Dataset items:
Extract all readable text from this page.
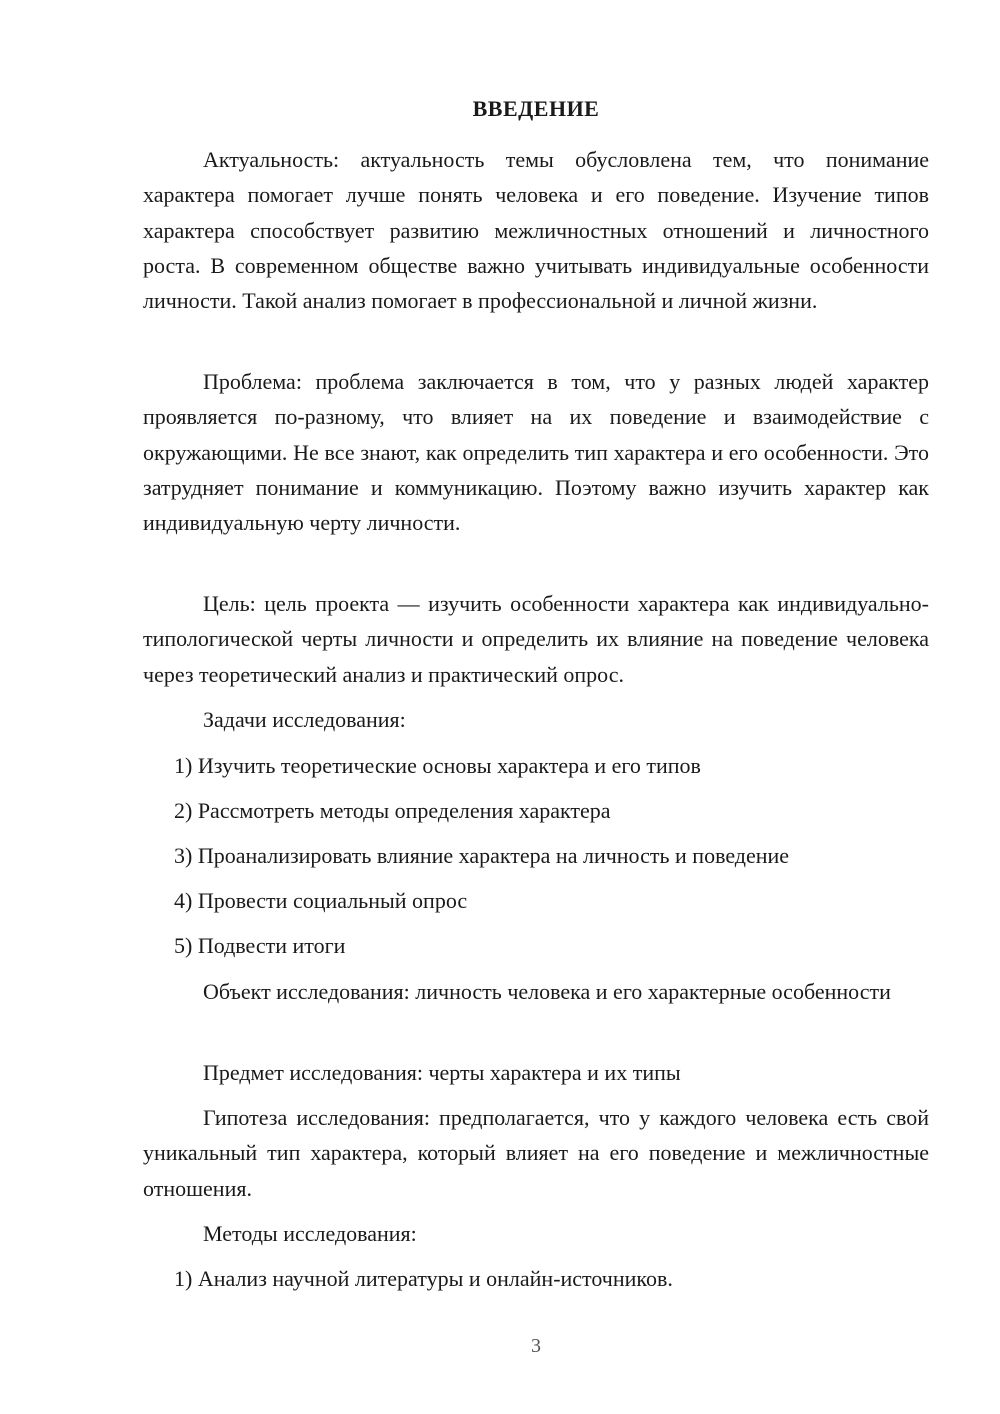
ВВЕДЕНИЕ

Актуальность: актуальность темы обусловлена тем, что понимание характера помогает лучше понять человека и его поведение. Изучение типов характера способствует развитию межличностных отношений и личностного роста. В современном обществе важно учитывать индивидуальные особенности личности. Такой анализ помогает в профессиональной и личной жизни.

Проблема: проблема заключается в том, что у разных людей характер проявляется по-разному, что влияет на их поведение и взаимодействие с окружающими. Не все знают, как определить тип характера и его особенности. Это затрудняет понимание и коммуникацию. Поэтому важно изучить характер как индивидуальную черту личности.

Цель: цель проекта — изучить особенности характера как индивидуально-типологической черты личности и определить их влияние на поведение человека через теоретический анализ и практический опрос.

Задачи исследования:

1) Изучить теоретические основы характера и его типов

2) Рассмотреть методы определения характера

3) Проанализировать влияние характера на личность и поведение

4) Провести социальный опрос

5) Подвести итоги

Объект исследования: личность человека и его характерные особенности

Предмет исследования: черты характера и их типы

Гипотеза исследования: предполагается, что у каждого человека есть свой уникальный тип характера, который влияет на его поведение и межличностные отношения.

Методы исследования:

1) Анализ научной литературы и онлайн-источников.

3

WORK TO COMPLETE –
Reproduce each entry verbatim, excluding any embedded images.

WRITTEN RESPONSE –
Extract all readable text from this page.
ВВЕДЕНИЕ

Актуальность: актуальность темы обусловлена тем, что понимание характера помогает лучше понять человека и его поведение. Изучение типов характера способствует развитию межличностных отношений и личностного роста. В современном обществе важно учитывать индивидуальные особенности личности. Такой анализ помогает в профессиональной и личной жизни.

Проблема: проблема заключается в том, что у разных людей характер проявляется по-разному, что влияет на их поведение и взаимодействие с окружающими. Не все знают, как определить тип характера и его особенности. Это затрудняет понимание и коммуникацию. Поэтому важно изучить характер как индивидуальную черту личности.

Цель: цель проекта — изучить особенности характера как индивидуально-типологической черты личности и определить их влияние на поведение человека через теоретический анализ и практический опрос.

Задачи исследования:

1) Изучить теоретические основы характера и его типов

2) Рассмотреть методы определения характера

3) Проанализировать влияние характера на личность и поведение

4) Провести социальный опрос

5) Подвести итоги

Объект исследования: личность человека и его характерные особенности

Предмет исследования: черты характера и их типы

Гипотеза исследования: предполагается, что у каждого человека есть свой уникальный тип характера, который влияет на его поведение и межличностные отношения.

Методы исследования:

1) Анализ научной литературы и онлайн-источников.

3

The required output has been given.